Directions:
Copy out every line containing the word "Маркетная".

Data lines:
_ _ _ _ _

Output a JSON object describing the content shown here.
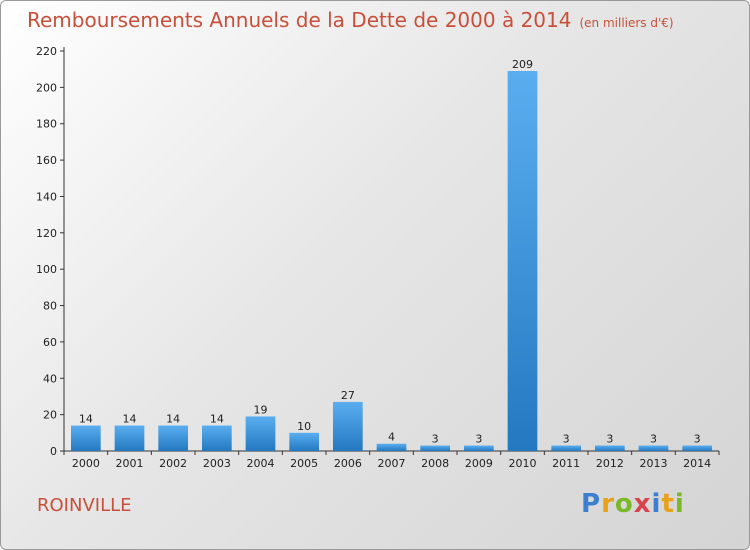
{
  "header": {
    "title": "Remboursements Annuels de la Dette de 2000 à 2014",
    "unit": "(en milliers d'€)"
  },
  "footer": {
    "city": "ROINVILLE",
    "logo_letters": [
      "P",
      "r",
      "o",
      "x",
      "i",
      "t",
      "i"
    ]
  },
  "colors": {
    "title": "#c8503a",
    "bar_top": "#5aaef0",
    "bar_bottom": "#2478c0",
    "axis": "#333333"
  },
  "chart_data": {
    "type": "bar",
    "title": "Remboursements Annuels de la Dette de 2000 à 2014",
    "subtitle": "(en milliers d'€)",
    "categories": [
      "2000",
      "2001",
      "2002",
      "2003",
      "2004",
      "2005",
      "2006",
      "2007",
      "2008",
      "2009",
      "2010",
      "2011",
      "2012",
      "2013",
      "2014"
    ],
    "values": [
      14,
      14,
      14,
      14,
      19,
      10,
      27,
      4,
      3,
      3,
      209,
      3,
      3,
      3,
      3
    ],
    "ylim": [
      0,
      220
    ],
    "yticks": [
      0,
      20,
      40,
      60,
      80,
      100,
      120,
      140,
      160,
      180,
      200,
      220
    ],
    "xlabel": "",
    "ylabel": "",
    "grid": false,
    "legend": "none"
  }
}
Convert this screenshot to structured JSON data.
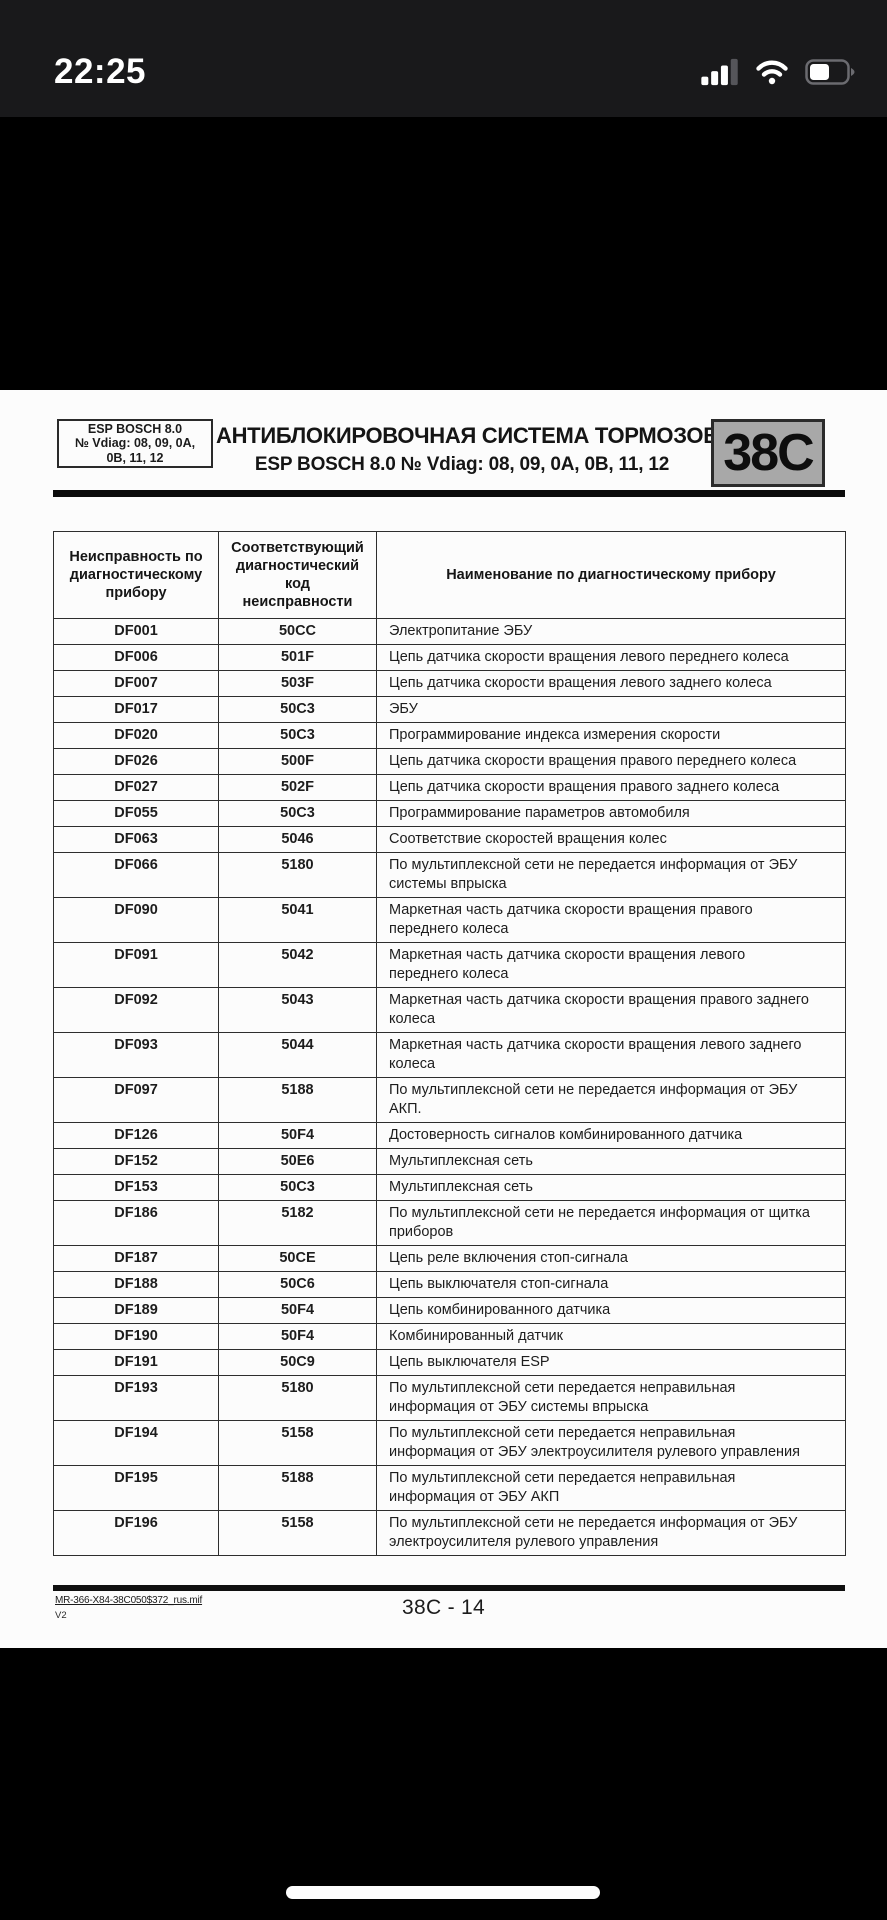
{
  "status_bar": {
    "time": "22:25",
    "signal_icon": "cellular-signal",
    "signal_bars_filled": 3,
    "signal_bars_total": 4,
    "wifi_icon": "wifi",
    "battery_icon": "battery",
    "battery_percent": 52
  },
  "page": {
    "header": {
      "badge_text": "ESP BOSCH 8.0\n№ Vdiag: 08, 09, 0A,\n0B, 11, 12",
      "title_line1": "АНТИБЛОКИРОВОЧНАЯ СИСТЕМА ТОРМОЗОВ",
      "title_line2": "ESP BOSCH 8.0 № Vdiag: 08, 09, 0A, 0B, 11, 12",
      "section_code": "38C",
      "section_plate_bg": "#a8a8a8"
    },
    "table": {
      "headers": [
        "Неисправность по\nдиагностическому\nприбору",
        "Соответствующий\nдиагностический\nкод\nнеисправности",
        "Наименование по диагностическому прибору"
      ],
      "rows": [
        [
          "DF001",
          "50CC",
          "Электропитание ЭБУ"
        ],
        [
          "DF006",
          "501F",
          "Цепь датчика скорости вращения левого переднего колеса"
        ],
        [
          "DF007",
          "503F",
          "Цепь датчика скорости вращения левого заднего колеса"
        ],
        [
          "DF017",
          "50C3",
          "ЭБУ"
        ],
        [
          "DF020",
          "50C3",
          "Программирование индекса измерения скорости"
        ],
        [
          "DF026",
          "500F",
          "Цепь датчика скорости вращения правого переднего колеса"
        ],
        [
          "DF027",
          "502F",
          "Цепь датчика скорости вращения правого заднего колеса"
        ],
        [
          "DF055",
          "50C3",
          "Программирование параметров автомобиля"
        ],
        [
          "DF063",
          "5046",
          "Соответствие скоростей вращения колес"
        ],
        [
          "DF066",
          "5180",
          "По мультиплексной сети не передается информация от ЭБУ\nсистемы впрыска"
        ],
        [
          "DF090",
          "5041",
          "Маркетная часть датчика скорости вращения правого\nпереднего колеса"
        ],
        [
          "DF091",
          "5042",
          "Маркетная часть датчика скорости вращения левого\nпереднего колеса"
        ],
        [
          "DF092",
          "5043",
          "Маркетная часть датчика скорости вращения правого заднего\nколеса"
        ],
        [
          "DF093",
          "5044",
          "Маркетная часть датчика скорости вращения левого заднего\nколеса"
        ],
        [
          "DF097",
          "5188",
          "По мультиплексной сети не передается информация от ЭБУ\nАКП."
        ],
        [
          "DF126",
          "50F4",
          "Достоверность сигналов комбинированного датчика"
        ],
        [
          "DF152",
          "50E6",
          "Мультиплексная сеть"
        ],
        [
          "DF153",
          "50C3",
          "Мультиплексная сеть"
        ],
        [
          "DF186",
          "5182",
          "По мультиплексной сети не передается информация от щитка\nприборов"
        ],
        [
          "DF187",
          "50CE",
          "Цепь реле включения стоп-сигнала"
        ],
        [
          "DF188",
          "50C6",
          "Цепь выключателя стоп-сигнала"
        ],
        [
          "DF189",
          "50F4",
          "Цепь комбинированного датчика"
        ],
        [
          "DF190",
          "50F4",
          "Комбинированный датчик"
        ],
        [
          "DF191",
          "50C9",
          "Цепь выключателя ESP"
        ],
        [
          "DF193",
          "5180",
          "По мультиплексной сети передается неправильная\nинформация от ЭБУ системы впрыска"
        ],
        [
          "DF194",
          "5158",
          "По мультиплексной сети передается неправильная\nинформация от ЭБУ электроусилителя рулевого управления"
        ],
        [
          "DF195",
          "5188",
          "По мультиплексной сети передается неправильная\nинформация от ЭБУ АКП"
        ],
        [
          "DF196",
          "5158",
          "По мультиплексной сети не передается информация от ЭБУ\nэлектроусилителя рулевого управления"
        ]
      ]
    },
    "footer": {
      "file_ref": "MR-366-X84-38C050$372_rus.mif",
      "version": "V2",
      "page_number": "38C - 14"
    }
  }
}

_ _ _ _ _

Expected answer:
          "Маркетная часть датчика скорости вращения правого\nпереднего колеса"
          "Маркетная часть датчика скорости вращения левого\nпереднего колеса"
          "Маркетная часть датчика скорости вращения правого заднего\nколеса"
          "Маркетная часть датчика скорости вращения левого заднего\nколеса"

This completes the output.